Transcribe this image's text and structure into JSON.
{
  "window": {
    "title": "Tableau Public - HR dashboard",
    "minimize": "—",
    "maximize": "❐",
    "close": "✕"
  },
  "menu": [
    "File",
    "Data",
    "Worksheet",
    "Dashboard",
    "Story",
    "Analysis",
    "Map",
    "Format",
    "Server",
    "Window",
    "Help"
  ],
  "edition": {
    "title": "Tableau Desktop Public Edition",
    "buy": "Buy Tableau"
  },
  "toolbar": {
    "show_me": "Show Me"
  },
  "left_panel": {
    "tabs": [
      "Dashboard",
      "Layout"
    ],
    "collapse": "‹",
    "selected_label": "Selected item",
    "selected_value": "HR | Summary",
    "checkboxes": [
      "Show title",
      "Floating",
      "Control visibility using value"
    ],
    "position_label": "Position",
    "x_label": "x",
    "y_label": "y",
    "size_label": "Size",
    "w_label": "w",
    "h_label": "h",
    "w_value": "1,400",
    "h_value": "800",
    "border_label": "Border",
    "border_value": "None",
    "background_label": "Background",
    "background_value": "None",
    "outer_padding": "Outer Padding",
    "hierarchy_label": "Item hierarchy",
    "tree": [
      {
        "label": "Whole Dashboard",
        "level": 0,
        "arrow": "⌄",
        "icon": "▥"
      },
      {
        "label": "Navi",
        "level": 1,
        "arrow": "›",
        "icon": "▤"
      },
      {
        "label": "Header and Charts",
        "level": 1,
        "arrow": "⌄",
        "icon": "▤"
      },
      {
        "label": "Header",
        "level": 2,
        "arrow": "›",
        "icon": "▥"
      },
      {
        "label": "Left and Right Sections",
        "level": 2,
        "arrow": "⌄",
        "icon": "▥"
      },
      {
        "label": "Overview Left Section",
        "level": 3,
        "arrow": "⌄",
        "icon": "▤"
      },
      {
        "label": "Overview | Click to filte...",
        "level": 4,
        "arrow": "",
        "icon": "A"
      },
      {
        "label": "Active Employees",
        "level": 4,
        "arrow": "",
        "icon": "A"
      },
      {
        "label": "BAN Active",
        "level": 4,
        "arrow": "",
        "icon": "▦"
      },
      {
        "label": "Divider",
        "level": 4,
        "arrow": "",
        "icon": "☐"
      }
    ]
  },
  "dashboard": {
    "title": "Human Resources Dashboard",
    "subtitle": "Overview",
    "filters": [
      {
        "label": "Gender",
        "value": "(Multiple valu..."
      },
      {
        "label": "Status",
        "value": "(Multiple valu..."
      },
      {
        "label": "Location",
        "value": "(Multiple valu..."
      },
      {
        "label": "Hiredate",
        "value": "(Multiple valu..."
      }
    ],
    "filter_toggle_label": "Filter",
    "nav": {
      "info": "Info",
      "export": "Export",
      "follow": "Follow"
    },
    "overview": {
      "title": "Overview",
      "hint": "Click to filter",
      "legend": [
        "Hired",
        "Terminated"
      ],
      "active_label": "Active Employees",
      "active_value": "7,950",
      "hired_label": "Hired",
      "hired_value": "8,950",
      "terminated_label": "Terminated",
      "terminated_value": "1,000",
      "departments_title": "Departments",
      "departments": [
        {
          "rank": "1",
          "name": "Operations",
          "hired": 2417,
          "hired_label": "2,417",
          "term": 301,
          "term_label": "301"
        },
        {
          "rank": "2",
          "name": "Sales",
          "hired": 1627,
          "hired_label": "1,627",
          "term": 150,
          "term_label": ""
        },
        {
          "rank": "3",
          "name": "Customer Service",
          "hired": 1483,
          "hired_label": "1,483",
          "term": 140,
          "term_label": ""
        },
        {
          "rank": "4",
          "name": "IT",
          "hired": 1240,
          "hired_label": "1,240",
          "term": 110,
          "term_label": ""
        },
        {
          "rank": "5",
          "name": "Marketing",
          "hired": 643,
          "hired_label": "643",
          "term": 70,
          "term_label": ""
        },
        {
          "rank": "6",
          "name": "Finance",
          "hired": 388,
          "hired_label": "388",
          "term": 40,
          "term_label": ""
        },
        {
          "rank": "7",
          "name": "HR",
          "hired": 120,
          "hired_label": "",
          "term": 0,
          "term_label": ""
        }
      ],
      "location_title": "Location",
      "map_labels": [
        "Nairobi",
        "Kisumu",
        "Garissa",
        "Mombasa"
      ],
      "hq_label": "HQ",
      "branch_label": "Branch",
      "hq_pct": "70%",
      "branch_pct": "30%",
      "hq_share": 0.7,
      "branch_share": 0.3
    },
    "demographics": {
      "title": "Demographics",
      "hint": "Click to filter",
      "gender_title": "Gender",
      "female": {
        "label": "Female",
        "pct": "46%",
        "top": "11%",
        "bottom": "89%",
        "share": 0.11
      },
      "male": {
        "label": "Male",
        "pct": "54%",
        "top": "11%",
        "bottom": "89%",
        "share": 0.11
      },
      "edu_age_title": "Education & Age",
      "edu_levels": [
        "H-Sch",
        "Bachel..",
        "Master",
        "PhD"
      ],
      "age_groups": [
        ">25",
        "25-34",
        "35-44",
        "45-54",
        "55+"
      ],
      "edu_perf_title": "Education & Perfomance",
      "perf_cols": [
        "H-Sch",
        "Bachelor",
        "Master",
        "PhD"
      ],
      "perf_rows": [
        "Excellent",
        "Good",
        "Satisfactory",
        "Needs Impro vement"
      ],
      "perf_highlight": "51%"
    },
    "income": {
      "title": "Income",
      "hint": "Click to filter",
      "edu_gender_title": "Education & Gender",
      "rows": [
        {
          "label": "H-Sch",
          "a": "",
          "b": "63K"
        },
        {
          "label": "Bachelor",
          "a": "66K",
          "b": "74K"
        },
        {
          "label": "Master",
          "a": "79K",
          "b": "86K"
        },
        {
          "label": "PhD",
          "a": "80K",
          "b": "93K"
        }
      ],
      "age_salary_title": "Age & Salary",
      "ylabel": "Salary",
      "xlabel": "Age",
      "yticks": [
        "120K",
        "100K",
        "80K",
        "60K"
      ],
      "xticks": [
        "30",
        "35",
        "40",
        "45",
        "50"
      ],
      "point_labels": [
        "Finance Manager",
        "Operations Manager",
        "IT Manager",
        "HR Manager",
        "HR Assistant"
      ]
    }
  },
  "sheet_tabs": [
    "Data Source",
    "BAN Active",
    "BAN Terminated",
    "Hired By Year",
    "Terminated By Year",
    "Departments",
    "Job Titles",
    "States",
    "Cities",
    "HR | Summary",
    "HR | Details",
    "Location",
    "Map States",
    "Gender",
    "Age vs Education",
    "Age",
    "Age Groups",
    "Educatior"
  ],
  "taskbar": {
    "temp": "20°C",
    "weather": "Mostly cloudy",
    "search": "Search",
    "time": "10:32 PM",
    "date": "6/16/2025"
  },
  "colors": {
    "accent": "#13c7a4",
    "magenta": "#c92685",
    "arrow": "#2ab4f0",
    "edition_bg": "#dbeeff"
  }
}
===============
_WHAT IS REQUIRED_: Copy every record exactly, with nothing added or dropped.

_COMPLETE ANSWER_:
Transcribe this image's text and structure into JSON.
{
  "window": {
    "title": "Tableau Public - HR dashboard",
    "minimize": "—",
    "maximize": "❐",
    "close": "✕"
  },
  "menu": [
    "File",
    "Data",
    "Worksheet",
    "Dashboard",
    "Story",
    "Analysis",
    "Map",
    "Format",
    "Server",
    "Window",
    "Help"
  ],
  "edition": {
    "title": "Tableau Desktop Public Edition",
    "buy": "Buy Tableau"
  },
  "toolbar": {
    "show_me": "Show Me"
  },
  "left_panel": {
    "tabs": [
      "Dashboard",
      "Layout"
    ],
    "collapse": "‹",
    "selected_label": "Selected item",
    "selected_value": "HR | Summary",
    "checkboxes": [
      "Show title",
      "Floating",
      "Control visibility using value"
    ],
    "position_label": "Position",
    "x_label": "x",
    "y_label": "y",
    "size_label": "Size",
    "w_label": "w",
    "h_label": "h",
    "w_value": "1,400",
    "h_value": "800",
    "border_label": "Border",
    "border_value": "None",
    "background_label": "Background",
    "background_value": "None",
    "outer_padding": "Outer Padding",
    "hierarchy_label": "Item hierarchy",
    "tree": [
      {
        "label": "Whole Dashboard",
        "level": 0,
        "arrow": "⌄",
        "icon": "▥"
      },
      {
        "label": "Navi",
        "level": 1,
        "arrow": "›",
        "icon": "▤"
      },
      {
        "label": "Header and Charts",
        "level": 1,
        "arrow": "⌄",
        "icon": "▤"
      },
      {
        "label": "Header",
        "level": 2,
        "arrow": "›",
        "icon": "▥"
      },
      {
        "label": "Left and Right Sections",
        "level": 2,
        "arrow": "⌄",
        "icon": "▥"
      },
      {
        "label": "Overview Left Section",
        "level": 3,
        "arrow": "⌄",
        "icon": "▤"
      },
      {
        "label": "Overview | Click to filte...",
        "level": 4,
        "arrow": "",
        "icon": "A"
      },
      {
        "label": "Active Employees",
        "level": 4,
        "arrow": "",
        "icon": "A"
      },
      {
        "label": "BAN Active",
        "level": 4,
        "arrow": "",
        "icon": "▦"
      },
      {
        "label": "Divider",
        "level": 4,
        "arrow": "",
        "icon": "☐"
      }
    ]
  },
  "dashboard": {
    "title": "Human Resources Dashboard",
    "subtitle": "Overview",
    "filters": [
      {
        "label": "Gender",
        "value": "(Multiple valu..."
      },
      {
        "label": "Status",
        "value": "(Multiple valu..."
      },
      {
        "label": "Location",
        "value": "(Multiple valu..."
      },
      {
        "label": "Hiredate",
        "value": "(Multiple valu..."
      }
    ],
    "filter_toggle_label": "Filter",
    "nav": {
      "info": "Info",
      "export": "Export",
      "follow": "Follow"
    },
    "overview": {
      "title": "Overview",
      "hint": "Click to filter",
      "legend": [
        "Hired",
        "Terminated"
      ],
      "active_label": "Active Employees",
      "active_value": "7,950",
      "hired_label": "Hired",
      "hired_value": "8,950",
      "terminated_label": "Terminated",
      "terminated_value": "1,000",
      "departments_title": "Departments",
      "departments": [
        {
          "rank": "1",
          "name": "Operations",
          "hired": 2417,
          "hired_label": "2,417",
          "term": 301,
          "term_label": "301"
        },
        {
          "rank": "2",
          "name": "Sales",
          "hired": 1627,
          "hired_label": "1,627",
          "term": 150,
          "term_label": ""
        },
        {
          "rank": "3",
          "name": "Customer Service",
          "hired": 1483,
          "hired_label": "1,483",
          "term": 140,
          "term_label": ""
        },
        {
          "rank": "4",
          "name": "IT",
          "hired": 1240,
          "hired_label": "1,240",
          "term": 110,
          "term_label": ""
        },
        {
          "rank": "5",
          "name": "Marketing",
          "hired": 643,
          "hired_label": "643",
          "term": 70,
          "term_label": ""
        },
        {
          "rank": "6",
          "name": "Finance",
          "hired": 388,
          "hired_label": "388",
          "term": 40,
          "term_label": ""
        },
        {
          "rank": "7",
          "name": "HR",
          "hired": 120,
          "hired_label": "",
          "term": 0,
          "term_label": ""
        }
      ],
      "location_title": "Location",
      "map_labels": [
        "Nairobi",
        "Kisumu",
        "Garissa",
        "Mombasa"
      ],
      "hq_label": "HQ",
      "branch_label": "Branch",
      "hq_pct": "70%",
      "branch_pct": "30%",
      "hq_share": 0.7,
      "branch_share": 0.3
    },
    "demographics": {
      "title": "Demographics",
      "hint": "Click to filter",
      "gender_title": "Gender",
      "female": {
        "label": "Female",
        "pct": "46%",
        "top": "11%",
        "bottom": "89%",
        "share": 0.11
      },
      "male": {
        "label": "Male",
        "pct": "54%",
        "top": "11%",
        "bottom": "89%",
        "share": 0.11
      },
      "edu_age_title": "Education & Age",
      "edu_levels": [
        "H-Sch",
        "Bachel..",
        "Master",
        "PhD"
      ],
      "age_groups": [
        ">25",
        "25-34",
        "35-44",
        "45-54",
        "55+"
      ],
      "edu_perf_title": "Education & Perfomance",
      "perf_cols": [
        "H-Sch",
        "Bachelor",
        "Master",
        "PhD"
      ],
      "perf_rows": [
        "Excellent",
        "Good",
        "Satisfactory",
        "Needs Impro vement"
      ],
      "perf_highlight": "51%"
    },
    "income": {
      "title": "Income",
      "hint": "Click to filter",
      "edu_gender_title": "Education & Gender",
      "rows": [
        {
          "label": "H-Sch",
          "a": "",
          "b": "63K"
        },
        {
          "label": "Bachelor",
          "a": "66K",
          "b": "74K"
        },
        {
          "label": "Master",
          "a": "79K",
          "b": "86K"
        },
        {
          "label": "PhD",
          "a": "80K",
          "b": "93K"
        }
      ],
      "age_salary_title": "Age & Salary",
      "ylabel": "Salary",
      "xlabel": "Age",
      "yticks": [
        "120K",
        "100K",
        "80K",
        "60K"
      ],
      "xticks": [
        "30",
        "35",
        "40",
        "45",
        "50"
      ],
      "point_labels": [
        "Finance Manager",
        "Operations Manager",
        "IT Manager",
        "HR Manager",
        "HR Assistant"
      ]
    }
  },
  "sheet_tabs": [
    "Data Source",
    "BAN Active",
    "BAN Terminated",
    "Hired By Year",
    "Terminated By Year",
    "Departments",
    "Job Titles",
    "States",
    "Cities",
    "HR | Summary",
    "HR | Details",
    "Location",
    "Map States",
    "Gender",
    "Age vs Education",
    "Age",
    "Age Groups",
    "Educatior"
  ],
  "taskbar": {
    "temp": "20°C",
    "weather": "Mostly cloudy",
    "search": "Search",
    "time": "10:32 PM",
    "date": "6/16/2025"
  },
  "colors": {
    "accent": "#13c7a4",
    "magenta": "#c92685",
    "arrow": "#2ab4f0",
    "edition_bg": "#dbeeff"
  }
}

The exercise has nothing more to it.